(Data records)
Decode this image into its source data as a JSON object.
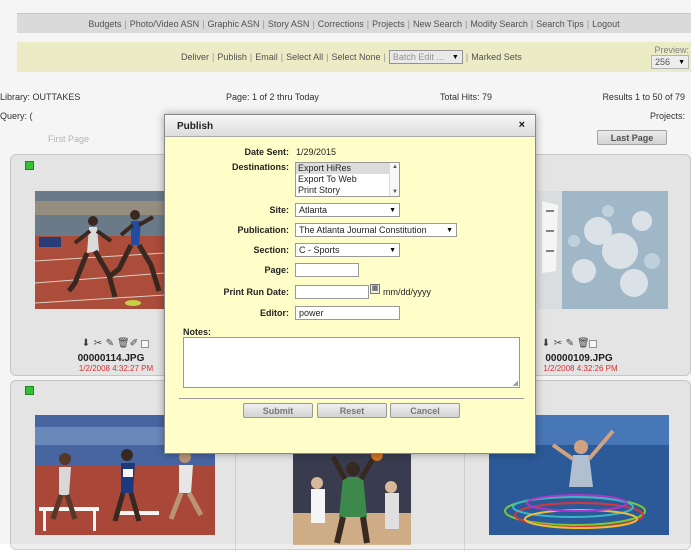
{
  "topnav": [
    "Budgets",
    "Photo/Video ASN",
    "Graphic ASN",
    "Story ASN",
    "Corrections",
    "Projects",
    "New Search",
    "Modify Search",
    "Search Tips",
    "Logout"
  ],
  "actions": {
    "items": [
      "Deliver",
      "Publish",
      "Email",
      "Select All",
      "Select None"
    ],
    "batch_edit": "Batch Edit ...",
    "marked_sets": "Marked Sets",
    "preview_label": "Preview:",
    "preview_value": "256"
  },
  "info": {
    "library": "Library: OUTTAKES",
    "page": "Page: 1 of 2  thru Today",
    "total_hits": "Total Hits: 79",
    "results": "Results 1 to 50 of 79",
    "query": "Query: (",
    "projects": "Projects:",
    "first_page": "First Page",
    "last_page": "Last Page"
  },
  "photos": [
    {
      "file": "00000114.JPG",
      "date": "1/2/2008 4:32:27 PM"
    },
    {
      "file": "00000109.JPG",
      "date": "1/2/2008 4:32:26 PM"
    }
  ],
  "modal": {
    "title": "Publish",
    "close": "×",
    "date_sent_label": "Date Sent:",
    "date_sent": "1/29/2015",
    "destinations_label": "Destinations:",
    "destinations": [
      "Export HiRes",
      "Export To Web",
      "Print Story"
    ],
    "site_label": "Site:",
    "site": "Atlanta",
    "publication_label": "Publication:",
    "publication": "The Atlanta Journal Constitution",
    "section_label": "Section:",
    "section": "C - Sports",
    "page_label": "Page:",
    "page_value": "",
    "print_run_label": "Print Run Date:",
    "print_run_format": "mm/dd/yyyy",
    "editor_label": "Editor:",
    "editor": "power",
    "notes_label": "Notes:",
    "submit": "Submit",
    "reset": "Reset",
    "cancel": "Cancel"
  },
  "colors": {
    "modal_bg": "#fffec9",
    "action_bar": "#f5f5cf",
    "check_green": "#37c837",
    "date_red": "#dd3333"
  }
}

Required work:
Print out the lines exactly, skipping any picture.

Correct output:
Decode this image into its source data as a JSON object.
{
  "topnav": [
    "Budgets",
    "Photo/Video ASN",
    "Graphic ASN",
    "Story ASN",
    "Corrections",
    "Projects",
    "New Search",
    "Modify Search",
    "Search Tips",
    "Logout"
  ],
  "actions": {
    "items": [
      "Deliver",
      "Publish",
      "Email",
      "Select All",
      "Select None"
    ],
    "batch_edit": "Batch Edit ...",
    "marked_sets": "Marked Sets",
    "preview_label": "Preview:",
    "preview_value": "256"
  },
  "info": {
    "library": "Library: OUTTAKES",
    "page": "Page: 1 of 2  thru Today",
    "total_hits": "Total Hits: 79",
    "results": "Results 1 to 50 of 79",
    "query": "Query: (",
    "projects": "Projects:",
    "first_page": "First Page",
    "last_page": "Last Page"
  },
  "photos": [
    {
      "file": "00000114.JPG",
      "date": "1/2/2008 4:32:27 PM"
    },
    {
      "file": "00000109.JPG",
      "date": "1/2/2008 4:32:26 PM"
    }
  ],
  "modal": {
    "title": "Publish",
    "close": "×",
    "date_sent_label": "Date Sent:",
    "date_sent": "1/29/2015",
    "destinations_label": "Destinations:",
    "destinations": [
      "Export HiRes",
      "Export To Web",
      "Print Story"
    ],
    "site_label": "Site:",
    "site": "Atlanta",
    "publication_label": "Publication:",
    "publication": "The Atlanta Journal Constitution",
    "section_label": "Section:",
    "section": "C - Sports",
    "page_label": "Page:",
    "page_value": "",
    "print_run_label": "Print Run Date:",
    "print_run_format": "mm/dd/yyyy",
    "editor_label": "Editor:",
    "editor": "power",
    "notes_label": "Notes:",
    "submit": "Submit",
    "reset": "Reset",
    "cancel": "Cancel"
  },
  "colors": {
    "modal_bg": "#fffec9",
    "action_bar": "#f5f5cf",
    "check_green": "#37c837",
    "date_red": "#dd3333"
  }
}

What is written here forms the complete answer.